## Set problem
In how many lines of the data does the word "Jahr" appear? Give the number by itself.

>> Start Raw records

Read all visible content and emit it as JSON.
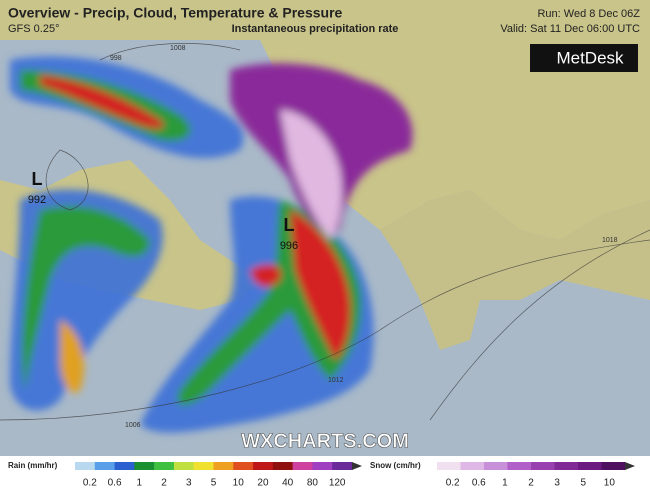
{
  "header": {
    "title": "Overview - Precip, Cloud, Temperature & Pressure",
    "model": "GFS 0.25°",
    "subtitle": "Instantaneous precipitation rate",
    "run": "Run: Wed 8 Dec 06Z",
    "valid": "Valid: Sat 11 Dec 06:00 UTC"
  },
  "logo": "MetDesk",
  "watermark": "WXCHARTS.COM",
  "pressure_centers": [
    {
      "symbol": "L",
      "value": "992"
    },
    {
      "symbol": "L",
      "value": "996"
    }
  ],
  "isobar_labels": [
    "1008",
    "998",
    "1006",
    "1012",
    "1018"
  ],
  "legend": {
    "rain_title": "Rain (mm/hr)",
    "rain_ticks": [
      0.2,
      0.6,
      1,
      2,
      3,
      5,
      10,
      20,
      40,
      80,
      120
    ],
    "snow_title": "Snow (cm/hr)",
    "snow_ticks": [
      0.2,
      0.6,
      1,
      2,
      3,
      5,
      10
    ]
  }
}
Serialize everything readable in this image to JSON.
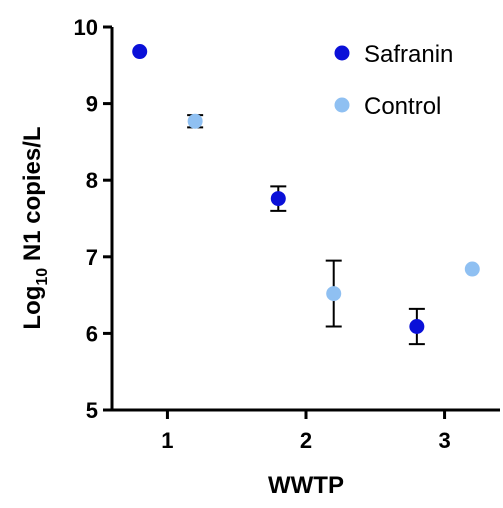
{
  "chart_data": {
    "type": "scatter",
    "title": "",
    "xlabel": "WWTP",
    "ylabel_main": "Log",
    "ylabel_sub": "10",
    "ylabel_rest": " N1 copies/L",
    "xlim": [
      0.6,
      3.4
    ],
    "ylim": [
      5,
      10
    ],
    "x_ticks": [
      "1",
      "2",
      "3"
    ],
    "y_ticks": [
      "5",
      "6",
      "7",
      "8",
      "9",
      "10"
    ],
    "grid": false,
    "legend_position": "top-right",
    "series": [
      {
        "name": "Safranin",
        "color": "#0a10d8",
        "points": [
          {
            "x": 0.8,
            "y": 9.68,
            "err_low": 0,
            "err_high": 0
          },
          {
            "x": 1.8,
            "y": 7.76,
            "err_low": 0.16,
            "err_high": 0.16
          },
          {
            "x": 2.8,
            "y": 6.09,
            "err_low": 0.23,
            "err_high": 0.23
          }
        ]
      },
      {
        "name": "Control",
        "color": "#8fc0f2",
        "points": [
          {
            "x": 1.2,
            "y": 8.77,
            "err_low": 0.08,
            "err_high": 0.08
          },
          {
            "x": 2.2,
            "y": 6.52,
            "err_low": 0.43,
            "err_high": 0.43
          },
          {
            "x": 3.2,
            "y": 6.84,
            "err_low": 0,
            "err_high": 0
          }
        ]
      }
    ]
  }
}
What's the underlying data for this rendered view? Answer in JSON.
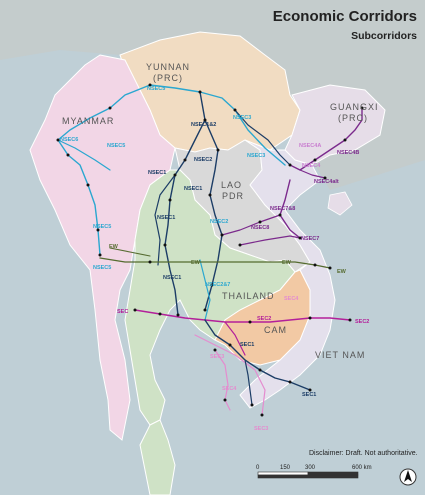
{
  "header": {
    "title": "Economic Corridors",
    "subtitle": "Subcorridors"
  },
  "countries": {
    "yunnan": "YUNNAN",
    "yunnan_sub": "(PRC)",
    "guangxi": "GUANGXI",
    "guangxi_sub": "(PRC)",
    "myanmar": "MYANMAR",
    "lao": "LAO",
    "lao_sub": "PDR",
    "thailand": "THAILAND",
    "cambodia": "CAM",
    "vietnam": "VIET NAM"
  },
  "corridor_labels": {
    "nsec5_top": "NSEC5",
    "nsec5_mid": "NSEC5",
    "nsec5_low": "NSEC5",
    "nsec6": "NSEC6",
    "nsec1_2": "NSEC1&2",
    "nsec3_a": "NSEC3",
    "nsec3_b": "NSEC3",
    "nsec2_a": "NSEC2",
    "nsec2_b": "NSEC2",
    "nsec1_a": "NSEC1",
    "nsec1_b": "NSEC1",
    "nsec1_c": "NSEC1",
    "nsec1_d": "NSEC1",
    "nsec2_7": "NSEC2&7",
    "nsec4a": "NSEC4A",
    "nsec4b": "NSEC4B",
    "nsec4": "NSEC4",
    "nsec4alt": "NSEC4alt",
    "nsec7_8": "NSEC7&8",
    "nsec8": "NSEC8",
    "nsec7": "NSEC7",
    "nsec5_w": "NSEC5",
    "ew_a": "EW",
    "ew_b": "EW",
    "ew_c": "EW",
    "ew_d": "EW",
    "sec_w": "SEC",
    "sec2_a": "SEC2",
    "sec2_b": "SEC2",
    "sec4": "SEC4",
    "sec1_a": "SEC1",
    "sec1_b": "SEC1",
    "sec3_a": "SEC3",
    "sec3_b": "SEC3",
    "sec4_b": "SEC4"
  },
  "legend": {
    "disclaimer": "Disclaimer: Draft. Not authoritative.",
    "scale_ticks": [
      "0",
      "150",
      "300",
      "600 km"
    ]
  },
  "colors": {
    "sea": "#bfcfd6",
    "myanmar": "#f2d6e6",
    "yunnan": "#f1dcc2",
    "guangxi": "#e6dde8",
    "lao": "#d9d9d9",
    "thailand": "#cfe2c6",
    "cambodia": "#f2c9a4",
    "vietnam": "#e4e0ec",
    "nsec_cyan": "#2aa7d0",
    "nsec_navy": "#1c3d66",
    "nsec_purple": "#7b2a8c",
    "sec_magenta": "#b3209a",
    "ew_green": "#6a7a3a"
  }
}
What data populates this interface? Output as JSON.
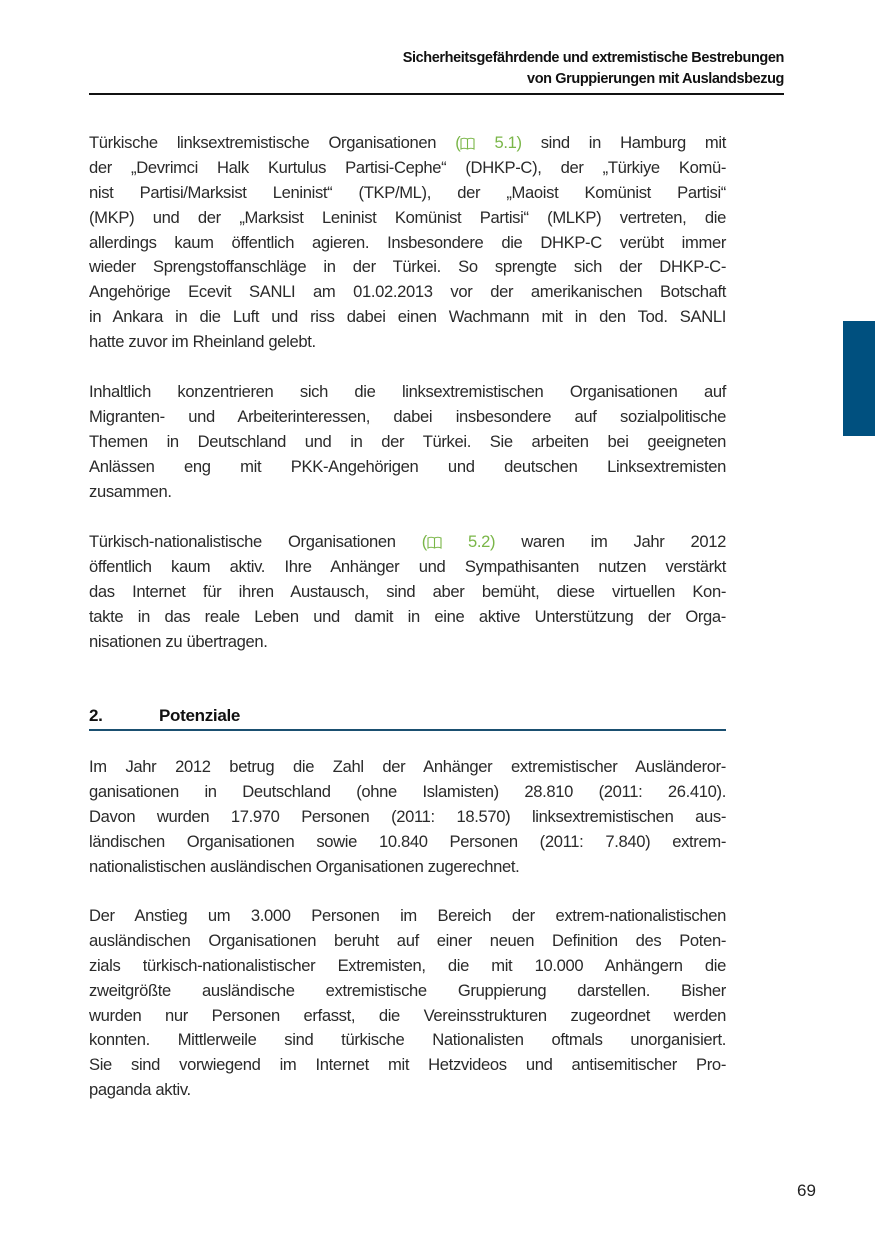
{
  "header": {
    "line1": "Sicherheitsgefährdende und extremistische Bestrebungen",
    "line2": "von Gruppierungen mit Auslandsbezug"
  },
  "colors": {
    "accent_tab": "#00507f",
    "reference_link": "#7ab648",
    "heading_rule": "#1a4f70"
  },
  "paragraphs": [
    {
      "lines": [
        {
          "pre": "Türkische linksextremistische Organisationen ",
          "ref": "5.1)",
          "ref_open": "(",
          "icon": "book-icon",
          "post": " sind in Hamburg mit"
        },
        "der „Devrimci Halk Kurtulus Partisi-Cephe“ (DHKP-C), der „Türkiye Komü-",
        "nist Partisi/Marksist Leninist“ (TKP/ML), der „Maoist Komünist Partisi“",
        "(MKP) und der „Marksist Leninist Komünist Partisi“ (MLKP) vertreten, die",
        "allerdings kaum öffentlich agieren. Insbesondere die DHKP-C verübt immer",
        "wieder Sprengstoffanschläge in der Türkei. So sprengte sich der DHKP-C-",
        "Angehörige Ecevit SANLI am 01.02.2013 vor der amerikanischen Botschaft",
        "in Ankara in die Luft und riss dabei einen Wachmann mit in den Tod. SANLI",
        "hatte zuvor im Rheinland gelebt."
      ]
    },
    {
      "lines": [
        "Inhaltlich konzentrieren sich die linksextremistischen Organisationen auf",
        "Migranten- und Arbeiterinteressen, dabei insbesondere auf sozialpolitische",
        "Themen in Deutschland und in der Türkei. Sie arbeiten bei geeigneten",
        "Anlässen eng mit PKK-Angehörigen und deutschen Linksextremisten",
        "zusammen."
      ]
    },
    {
      "lines": [
        {
          "pre": "Türkisch-nationalistische Organisationen ",
          "ref": "5.2)",
          "ref_open": "(",
          "icon": "book-icon",
          "post": " waren im Jahr 2012"
        },
        "öffentlich kaum aktiv. Ihre Anhänger und Sympathisanten nutzen verstärkt",
        "das Internet für ihren Austausch, sind aber bemüht, diese virtuellen Kon-",
        "takte in das reale Leben und damit in eine aktive Unterstützung der Orga-",
        "nisationen zu übertragen."
      ]
    },
    {
      "lines": [
        "Im Jahr 2012 betrug die Zahl der Anhänger extremistischer Ausländeror-",
        "ganisationen in Deutschland (ohne Islamisten) 28.810 (2011: 26.410).",
        "Davon wurden 17.970 Personen (2011: 18.570) linksextremistischen aus-",
        "ländischen Organisationen sowie 10.840 Personen (2011: 7.840) extrem-",
        "nationalistischen ausländischen Organisationen zugerechnet."
      ]
    },
    {
      "lines": [
        "Der Anstieg um 3.000 Personen im Bereich der extrem-nationalistischen",
        "ausländischen Organisationen beruht auf einer neuen Definition des Poten-",
        "zials türkisch-nationalistischer Extremisten, die mit 10.000 Anhängern die",
        "zweitgrößte ausländische extremistische Gruppierung darstellen. Bisher",
        "wurden nur Personen erfasst, die Vereinsstrukturen zugeordnet werden",
        "konnten. Mittlerweile sind türkische Nationalisten oftmals unorganisiert.",
        "Sie sind vorwiegend im Internet mit Hetzvideos und antisemitischer Pro-",
        "paganda aktiv."
      ]
    }
  ],
  "section": {
    "number": "2.",
    "title": "Potenziale"
  },
  "page_number": "69"
}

>> End Raw records

## Solution to this task
2